__WHAT TO DO__. Gather the lines that hold the string "قالوا".

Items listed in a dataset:

----------------------------------------

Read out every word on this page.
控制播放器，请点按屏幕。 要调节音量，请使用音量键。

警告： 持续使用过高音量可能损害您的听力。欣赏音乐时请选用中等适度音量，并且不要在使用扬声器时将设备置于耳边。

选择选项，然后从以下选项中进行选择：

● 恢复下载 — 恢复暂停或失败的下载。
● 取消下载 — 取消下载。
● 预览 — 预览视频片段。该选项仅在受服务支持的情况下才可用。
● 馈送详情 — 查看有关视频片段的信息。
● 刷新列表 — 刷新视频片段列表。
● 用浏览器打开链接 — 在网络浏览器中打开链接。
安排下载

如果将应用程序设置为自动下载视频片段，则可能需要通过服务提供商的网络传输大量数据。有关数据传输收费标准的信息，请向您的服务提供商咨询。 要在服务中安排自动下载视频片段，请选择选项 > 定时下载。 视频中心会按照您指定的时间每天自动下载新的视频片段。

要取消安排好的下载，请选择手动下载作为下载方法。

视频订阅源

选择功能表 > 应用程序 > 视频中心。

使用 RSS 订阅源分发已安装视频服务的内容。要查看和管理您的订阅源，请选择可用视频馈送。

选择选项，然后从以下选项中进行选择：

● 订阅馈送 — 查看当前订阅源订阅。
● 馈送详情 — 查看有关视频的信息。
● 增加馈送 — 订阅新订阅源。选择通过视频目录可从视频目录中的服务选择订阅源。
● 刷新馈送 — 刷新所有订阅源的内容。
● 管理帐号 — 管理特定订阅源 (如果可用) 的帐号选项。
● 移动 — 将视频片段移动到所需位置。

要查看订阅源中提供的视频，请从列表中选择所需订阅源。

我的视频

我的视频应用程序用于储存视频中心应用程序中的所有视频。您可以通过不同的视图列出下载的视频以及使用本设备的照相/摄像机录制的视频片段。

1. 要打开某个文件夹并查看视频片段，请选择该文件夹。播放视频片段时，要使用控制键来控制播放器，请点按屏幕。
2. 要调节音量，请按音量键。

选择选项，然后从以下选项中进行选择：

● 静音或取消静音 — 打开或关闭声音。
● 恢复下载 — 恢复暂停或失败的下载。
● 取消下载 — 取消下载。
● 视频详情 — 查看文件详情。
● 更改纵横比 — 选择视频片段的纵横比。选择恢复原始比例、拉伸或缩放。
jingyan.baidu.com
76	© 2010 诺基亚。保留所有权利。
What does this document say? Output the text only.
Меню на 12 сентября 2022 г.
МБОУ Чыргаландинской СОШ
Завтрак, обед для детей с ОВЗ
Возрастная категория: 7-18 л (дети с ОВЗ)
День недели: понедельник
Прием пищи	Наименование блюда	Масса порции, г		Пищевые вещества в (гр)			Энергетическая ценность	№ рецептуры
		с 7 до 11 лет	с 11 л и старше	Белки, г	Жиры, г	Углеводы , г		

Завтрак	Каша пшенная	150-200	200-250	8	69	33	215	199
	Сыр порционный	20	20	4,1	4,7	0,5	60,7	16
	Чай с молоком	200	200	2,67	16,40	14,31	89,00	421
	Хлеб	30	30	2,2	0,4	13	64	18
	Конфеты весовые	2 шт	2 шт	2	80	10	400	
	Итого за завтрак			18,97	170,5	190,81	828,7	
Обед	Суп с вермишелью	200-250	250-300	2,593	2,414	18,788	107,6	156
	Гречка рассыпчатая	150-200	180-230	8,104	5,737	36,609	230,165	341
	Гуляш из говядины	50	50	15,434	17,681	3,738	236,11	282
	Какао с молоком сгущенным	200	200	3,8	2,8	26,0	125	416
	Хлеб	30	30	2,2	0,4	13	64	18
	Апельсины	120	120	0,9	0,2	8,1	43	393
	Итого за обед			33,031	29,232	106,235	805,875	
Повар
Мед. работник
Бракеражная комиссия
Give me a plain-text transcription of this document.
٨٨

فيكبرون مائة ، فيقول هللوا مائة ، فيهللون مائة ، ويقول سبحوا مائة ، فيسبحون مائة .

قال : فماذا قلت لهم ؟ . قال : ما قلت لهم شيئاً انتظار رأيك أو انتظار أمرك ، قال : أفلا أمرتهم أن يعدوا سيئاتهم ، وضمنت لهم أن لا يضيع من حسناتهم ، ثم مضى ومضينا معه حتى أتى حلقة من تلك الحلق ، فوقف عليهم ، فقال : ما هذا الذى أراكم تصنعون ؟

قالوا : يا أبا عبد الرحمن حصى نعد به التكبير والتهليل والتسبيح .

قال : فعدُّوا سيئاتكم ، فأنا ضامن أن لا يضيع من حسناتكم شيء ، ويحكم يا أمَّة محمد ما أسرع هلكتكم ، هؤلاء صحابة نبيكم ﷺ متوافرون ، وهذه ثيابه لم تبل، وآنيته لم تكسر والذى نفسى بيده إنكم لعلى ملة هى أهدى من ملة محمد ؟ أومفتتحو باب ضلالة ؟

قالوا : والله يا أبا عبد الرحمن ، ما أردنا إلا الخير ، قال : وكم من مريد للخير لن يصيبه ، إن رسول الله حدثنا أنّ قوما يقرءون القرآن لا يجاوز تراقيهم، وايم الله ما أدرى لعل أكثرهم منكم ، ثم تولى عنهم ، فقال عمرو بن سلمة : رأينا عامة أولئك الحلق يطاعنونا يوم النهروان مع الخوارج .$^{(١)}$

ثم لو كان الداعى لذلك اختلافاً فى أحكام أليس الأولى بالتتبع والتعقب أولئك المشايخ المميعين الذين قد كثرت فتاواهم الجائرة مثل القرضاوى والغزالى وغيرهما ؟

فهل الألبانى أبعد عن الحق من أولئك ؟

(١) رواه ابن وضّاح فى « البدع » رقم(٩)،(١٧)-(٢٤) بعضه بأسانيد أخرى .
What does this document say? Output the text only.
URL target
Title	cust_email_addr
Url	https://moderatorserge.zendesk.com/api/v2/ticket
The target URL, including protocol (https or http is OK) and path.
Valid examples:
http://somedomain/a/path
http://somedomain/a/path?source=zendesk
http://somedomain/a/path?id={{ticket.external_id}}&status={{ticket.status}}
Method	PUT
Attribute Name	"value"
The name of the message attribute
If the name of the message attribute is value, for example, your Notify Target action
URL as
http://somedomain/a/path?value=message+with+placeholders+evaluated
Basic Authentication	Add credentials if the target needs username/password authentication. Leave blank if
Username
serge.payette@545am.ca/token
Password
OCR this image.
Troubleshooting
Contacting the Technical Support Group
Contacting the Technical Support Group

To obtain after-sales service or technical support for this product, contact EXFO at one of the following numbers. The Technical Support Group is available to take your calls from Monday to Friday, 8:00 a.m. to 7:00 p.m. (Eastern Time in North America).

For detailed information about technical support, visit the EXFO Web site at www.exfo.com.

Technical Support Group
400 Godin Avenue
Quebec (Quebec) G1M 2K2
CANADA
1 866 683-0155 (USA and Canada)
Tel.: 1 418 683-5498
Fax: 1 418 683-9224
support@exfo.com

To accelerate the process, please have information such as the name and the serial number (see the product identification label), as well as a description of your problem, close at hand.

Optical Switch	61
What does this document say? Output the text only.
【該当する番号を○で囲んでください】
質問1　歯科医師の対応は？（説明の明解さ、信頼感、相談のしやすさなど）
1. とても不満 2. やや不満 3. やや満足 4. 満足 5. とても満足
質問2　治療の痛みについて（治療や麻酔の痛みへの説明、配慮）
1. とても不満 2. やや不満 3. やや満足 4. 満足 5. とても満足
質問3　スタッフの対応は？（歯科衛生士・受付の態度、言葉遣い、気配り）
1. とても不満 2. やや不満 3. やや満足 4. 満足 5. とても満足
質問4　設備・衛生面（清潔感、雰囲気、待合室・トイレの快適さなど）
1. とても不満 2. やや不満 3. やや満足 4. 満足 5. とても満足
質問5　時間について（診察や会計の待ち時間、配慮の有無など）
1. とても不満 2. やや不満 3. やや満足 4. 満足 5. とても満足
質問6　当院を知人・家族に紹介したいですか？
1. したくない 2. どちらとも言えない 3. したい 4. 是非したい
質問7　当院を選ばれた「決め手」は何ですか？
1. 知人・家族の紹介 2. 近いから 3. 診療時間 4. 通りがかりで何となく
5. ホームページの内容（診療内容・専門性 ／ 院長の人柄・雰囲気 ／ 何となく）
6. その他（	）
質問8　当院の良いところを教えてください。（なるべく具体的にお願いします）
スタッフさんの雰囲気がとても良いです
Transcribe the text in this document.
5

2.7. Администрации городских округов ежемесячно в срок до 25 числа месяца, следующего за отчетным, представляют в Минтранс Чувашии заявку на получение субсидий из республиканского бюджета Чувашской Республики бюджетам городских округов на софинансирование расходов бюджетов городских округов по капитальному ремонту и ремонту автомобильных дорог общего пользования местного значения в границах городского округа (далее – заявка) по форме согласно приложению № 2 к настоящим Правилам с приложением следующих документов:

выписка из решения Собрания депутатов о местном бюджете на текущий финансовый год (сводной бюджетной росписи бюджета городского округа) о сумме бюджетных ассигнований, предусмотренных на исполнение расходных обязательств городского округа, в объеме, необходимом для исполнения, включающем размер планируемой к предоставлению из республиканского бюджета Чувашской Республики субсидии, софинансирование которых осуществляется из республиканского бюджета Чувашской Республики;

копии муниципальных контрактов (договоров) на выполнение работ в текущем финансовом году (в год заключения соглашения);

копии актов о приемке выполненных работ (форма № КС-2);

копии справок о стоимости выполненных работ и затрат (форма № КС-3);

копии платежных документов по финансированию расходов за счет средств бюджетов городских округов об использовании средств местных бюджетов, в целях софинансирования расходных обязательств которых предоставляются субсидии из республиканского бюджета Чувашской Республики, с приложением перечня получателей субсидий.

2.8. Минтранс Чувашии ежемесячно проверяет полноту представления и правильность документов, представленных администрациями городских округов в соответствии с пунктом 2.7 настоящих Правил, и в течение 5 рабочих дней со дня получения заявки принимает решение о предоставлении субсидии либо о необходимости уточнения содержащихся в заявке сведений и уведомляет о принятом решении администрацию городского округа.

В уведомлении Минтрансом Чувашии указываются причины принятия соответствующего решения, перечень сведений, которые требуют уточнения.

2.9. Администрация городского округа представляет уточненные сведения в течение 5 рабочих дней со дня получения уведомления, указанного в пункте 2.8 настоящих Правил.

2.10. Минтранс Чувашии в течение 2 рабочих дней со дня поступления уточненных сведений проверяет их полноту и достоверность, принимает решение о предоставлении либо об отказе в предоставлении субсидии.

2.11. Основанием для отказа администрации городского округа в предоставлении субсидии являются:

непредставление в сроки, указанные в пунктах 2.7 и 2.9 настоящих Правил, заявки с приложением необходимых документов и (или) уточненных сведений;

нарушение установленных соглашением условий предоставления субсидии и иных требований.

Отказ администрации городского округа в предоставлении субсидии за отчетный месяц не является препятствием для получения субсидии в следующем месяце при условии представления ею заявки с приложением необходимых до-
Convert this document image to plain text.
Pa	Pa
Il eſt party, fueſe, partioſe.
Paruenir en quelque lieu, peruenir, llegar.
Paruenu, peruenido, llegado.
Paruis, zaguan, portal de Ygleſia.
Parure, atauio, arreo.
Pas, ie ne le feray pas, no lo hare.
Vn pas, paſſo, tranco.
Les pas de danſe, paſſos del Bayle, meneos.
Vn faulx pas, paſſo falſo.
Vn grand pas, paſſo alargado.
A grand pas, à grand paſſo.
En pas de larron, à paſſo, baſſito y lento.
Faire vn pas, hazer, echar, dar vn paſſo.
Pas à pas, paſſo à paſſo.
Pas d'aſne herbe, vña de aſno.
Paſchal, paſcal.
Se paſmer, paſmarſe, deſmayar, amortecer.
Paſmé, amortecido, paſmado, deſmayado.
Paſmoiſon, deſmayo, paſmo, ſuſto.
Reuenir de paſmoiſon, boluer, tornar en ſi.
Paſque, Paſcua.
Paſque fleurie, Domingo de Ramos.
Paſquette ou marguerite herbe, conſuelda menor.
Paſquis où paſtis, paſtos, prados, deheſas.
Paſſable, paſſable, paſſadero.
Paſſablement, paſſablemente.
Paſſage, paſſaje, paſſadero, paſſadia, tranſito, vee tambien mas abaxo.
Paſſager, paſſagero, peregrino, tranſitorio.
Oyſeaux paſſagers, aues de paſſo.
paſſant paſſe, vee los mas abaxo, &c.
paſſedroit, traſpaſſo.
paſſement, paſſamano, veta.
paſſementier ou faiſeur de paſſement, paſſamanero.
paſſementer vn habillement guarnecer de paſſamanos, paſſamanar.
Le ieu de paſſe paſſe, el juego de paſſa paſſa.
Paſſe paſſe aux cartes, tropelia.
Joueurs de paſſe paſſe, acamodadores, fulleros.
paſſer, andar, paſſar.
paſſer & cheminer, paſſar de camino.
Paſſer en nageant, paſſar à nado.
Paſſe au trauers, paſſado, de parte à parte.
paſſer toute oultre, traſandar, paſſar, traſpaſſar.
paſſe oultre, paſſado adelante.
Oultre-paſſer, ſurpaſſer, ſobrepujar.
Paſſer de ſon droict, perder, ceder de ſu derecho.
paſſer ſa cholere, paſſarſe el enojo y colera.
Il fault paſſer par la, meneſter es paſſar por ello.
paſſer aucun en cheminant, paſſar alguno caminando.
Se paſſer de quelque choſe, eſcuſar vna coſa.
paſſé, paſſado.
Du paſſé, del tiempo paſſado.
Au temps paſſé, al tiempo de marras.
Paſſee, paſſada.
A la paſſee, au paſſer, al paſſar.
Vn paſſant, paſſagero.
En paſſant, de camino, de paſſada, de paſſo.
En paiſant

----------------------------------------

__PROBLEM SOLUTION__.
قالوا : يا أبا عبد الرحمن حصى نعد به التكبير والتهليل والتسبيح .
قالوا : والله يا أبا عبد الرحمن ، ما أردنا إلا الخير ، قال : وكم من مريد للخير لن يصيبه ، إن رسول الله حدثنا أنّ قوما يقرءون القرآن لا يجاوز تراقيهم، وايم الله ما أدرى لعل أكثرهم منكم ، ثم تولى عنهم ، فقال عمرو بن سلمة : رأينا عامة أولئك الحلق يطاعنونا يوم النهروان مع الخوارج .$^{(١)}$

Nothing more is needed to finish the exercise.